[Rows from a figure dataset]

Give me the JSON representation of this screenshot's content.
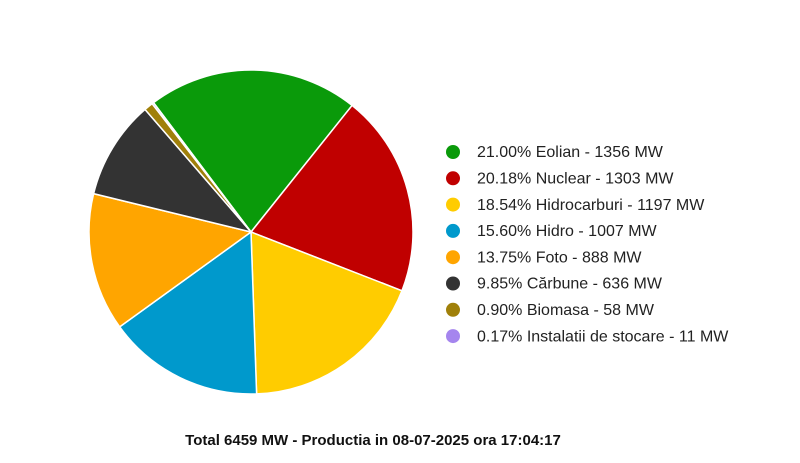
{
  "chart_data": {
    "type": "pie",
    "title": "Total 6459 MW - Productia in 08-07-2025 ora 17:04:17",
    "labels": [
      "21.00% Eolian - 1356 MW",
      "20.18% Nuclear - 1303 MW",
      "18.54% Hidrocarburi - 1197 MW",
      "15.60% Hidro - 1007 MW",
      "13.75% Foto - 888 MW",
      "9.85% Cărbune - 636 MW",
      "0.90% Biomasa - 58 MW",
      "0.17% Instalatii de stocare - 11 MW"
    ],
    "values": [
      1356,
      1303,
      1197,
      1007,
      888,
      636,
      58,
      11
    ],
    "colors": [
      "#0a9a0a",
      "#c00000",
      "#ffcc00",
      "#0099cc",
      "#ffa500",
      "#333333",
      "#a0800a",
      "#a585ee"
    ],
    "legend": "right"
  }
}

• _WHAT TO WORK ON_
All entries must be written out again exactly as given, with no pictures in the copy.

• _SOLUTION FOR THIS PROBLEM_
Give me the JSON representation of this screenshot's content.
{
  "chart_data": {
    "type": "pie",
    "title": "Total 6459 MW - Productia in 08-07-2025 ora 17:04:17",
    "labels": [
      "21.00% Eolian - 1356 MW",
      "20.18% Nuclear - 1303 MW",
      "18.54% Hidrocarburi - 1197 MW",
      "15.60% Hidro - 1007 MW",
      "13.75% Foto - 888 MW",
      "9.85% Cărbune - 636 MW",
      "0.90% Biomasa - 58 MW",
      "0.17% Instalatii de stocare - 11 MW"
    ],
    "values": [
      1356,
      1303,
      1197,
      1007,
      888,
      636,
      58,
      11
    ],
    "colors": [
      "#0a9a0a",
      "#c00000",
      "#ffcc00",
      "#0099cc",
      "#ffa500",
      "#333333",
      "#a0800a",
      "#a585ee"
    ],
    "legend": "right"
  }
}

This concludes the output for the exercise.